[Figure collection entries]

** Begin **

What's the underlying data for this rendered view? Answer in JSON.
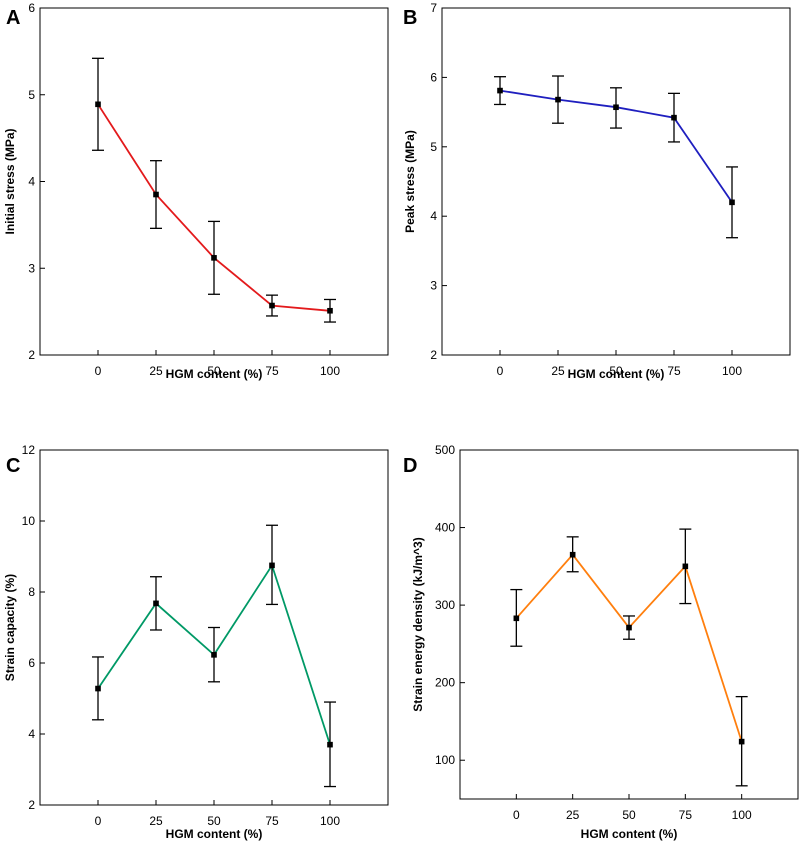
{
  "figure": {
    "description": "HGM content effects"
  },
  "chart_data": [
    {
      "panel": "A",
      "type": "line",
      "title": "",
      "xlabel": "HGM content (%)",
      "ylabel": "Initial stress (MPa)",
      "categories": [
        "0",
        "25",
        "50",
        "75",
        "100"
      ],
      "x": [
        0,
        25,
        50,
        75,
        100
      ],
      "xlim": [
        -25,
        125
      ],
      "ylim": [
        2,
        6
      ],
      "yticks": [
        2,
        3,
        4,
        5,
        6
      ],
      "ytick_labels": [
        "2",
        "3",
        "4",
        "5",
        "6"
      ],
      "color": "#e31a1c",
      "series": [
        {
          "name": "Initial stress",
          "values": [
            4.89,
            3.85,
            3.12,
            2.57,
            2.51
          ],
          "err_low": [
            4.36,
            3.46,
            2.7,
            2.45,
            2.38
          ],
          "err_high": [
            5.42,
            4.24,
            3.54,
            2.69,
            2.64
          ]
        }
      ]
    },
    {
      "panel": "B",
      "type": "line",
      "title": "",
      "xlabel": "HGM content (%)",
      "ylabel": "Peak stress (MPa)",
      "categories": [
        "0",
        "25",
        "50",
        "75",
        "100"
      ],
      "x": [
        0,
        25,
        50,
        75,
        100
      ],
      "xlim": [
        -25,
        125
      ],
      "ylim": [
        2,
        7
      ],
      "yticks": [
        2,
        3,
        4,
        5,
        6,
        7
      ],
      "ytick_labels": [
        "2",
        "3",
        "4",
        "5",
        "6",
        "7"
      ],
      "color": "#1f1fbf",
      "series": [
        {
          "name": "Peak stress",
          "values": [
            5.81,
            5.68,
            5.57,
            5.42,
            4.2
          ],
          "err_low": [
            5.61,
            5.34,
            5.27,
            5.07,
            3.69
          ],
          "err_high": [
            6.01,
            6.02,
            5.85,
            5.77,
            4.71
          ]
        }
      ]
    },
    {
      "panel": "C",
      "type": "line",
      "title": "",
      "xlabel": "HGM content (%)",
      "ylabel": "Strain capacity (%)",
      "categories": [
        "0",
        "25",
        "50",
        "75",
        "100"
      ],
      "x": [
        0,
        25,
        50,
        75,
        100
      ],
      "xlim": [
        -25,
        125
      ],
      "ylim": [
        2,
        12
      ],
      "yticks": [
        2,
        4,
        6,
        8,
        10,
        12
      ],
      "ytick_labels": [
        "2",
        "4",
        "6",
        "8",
        "10",
        "12"
      ],
      "color": "#009966",
      "series": [
        {
          "name": "Strain capacity",
          "values": [
            5.28,
            7.68,
            6.23,
            8.75,
            3.7
          ],
          "err_low": [
            4.4,
            6.93,
            5.47,
            7.65,
            2.52
          ],
          "err_high": [
            6.17,
            8.43,
            7.0,
            9.88,
            4.9
          ]
        }
      ]
    },
    {
      "panel": "D",
      "type": "line",
      "title": "",
      "xlabel": "HGM content (%)",
      "ylabel": "Strain energy density (kJ/m^3)",
      "categories": [
        "0",
        "25",
        "50",
        "75",
        "100"
      ],
      "x": [
        0,
        25,
        50,
        75,
        100
      ],
      "xlim": [
        -25,
        125
      ],
      "ylim": [
        50,
        500
      ],
      "yticks": [
        100,
        200,
        300,
        400,
        500
      ],
      "ytick_labels": [
        "100",
        "200",
        "300",
        "400",
        "500"
      ],
      "color": "#ff7f0e",
      "series": [
        {
          "name": "Strain energy density",
          "values": [
            283,
            365,
            271,
            350,
            124
          ],
          "err_low": [
            247,
            343,
            256,
            302,
            67
          ],
          "err_high": [
            320,
            388,
            286,
            398,
            182
          ]
        }
      ]
    }
  ]
}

** End **

◆ Given instruction: Scan the data above and copy every line with "capacity" in it.

◆ Task result:
      "ylabel": "Strain capacity (%)",
          "name": "Strain capacity",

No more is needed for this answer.